■ WHAT YOU NEED TO DO: Type out the material below exactly.

*** INFORMATION SHOWN ***

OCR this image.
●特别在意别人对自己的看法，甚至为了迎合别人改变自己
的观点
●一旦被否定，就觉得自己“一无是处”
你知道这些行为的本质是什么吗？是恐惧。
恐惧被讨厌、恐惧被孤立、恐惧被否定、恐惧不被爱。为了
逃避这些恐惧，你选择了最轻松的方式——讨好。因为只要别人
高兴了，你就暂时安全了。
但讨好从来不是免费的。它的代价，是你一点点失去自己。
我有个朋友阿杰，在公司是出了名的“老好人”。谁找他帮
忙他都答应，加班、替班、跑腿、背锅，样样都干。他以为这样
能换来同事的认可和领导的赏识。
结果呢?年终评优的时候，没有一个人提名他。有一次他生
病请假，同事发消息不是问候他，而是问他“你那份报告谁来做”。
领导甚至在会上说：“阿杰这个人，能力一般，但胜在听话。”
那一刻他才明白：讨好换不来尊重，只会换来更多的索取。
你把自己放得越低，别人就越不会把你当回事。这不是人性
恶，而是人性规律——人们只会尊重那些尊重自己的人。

***

■ ANSWER FOR THIS EXERCISE:
OCR this image.
●特别在意别人对自己的看法，甚至为了迎合别人改变自己
的观点
●一旦被否定，就觉得自己“一无是处”
你知道这些行为的本质是什么吗？是恐惧。
恐惧被讨厌、恐惧被孤立、恐惧被否定、恐惧不被爱。为了
逃避这些恐惧，你选择了最轻松的方式——讨好。因为只要别人
高兴了，你就暂时安全了。
但讨好从来不是免费的。它的代价，是你一点点失去自己。
我有个朋友阿杰，在公司是出了名的“老好人”。谁找他帮
忙他都答应，加班、替班、跑腿、背锅，样样都干。他以为这样
能换来同事的认可和领导的赏识。
结果呢?年终评优的时候，没有一个人提名他。有一次他生
病请假，同事发消息不是问候他，而是问他“你那份报告谁来做”。
领导甚至在会上说：“阿杰这个人，能力一般，但胜在听话。”
那一刻他才明白：讨好换不来尊重，只会换来更多的索取。
你把自己放得越低，别人就越不会把你当回事。这不是人性
恶，而是人性规律——人们只会尊重那些尊重自己的人。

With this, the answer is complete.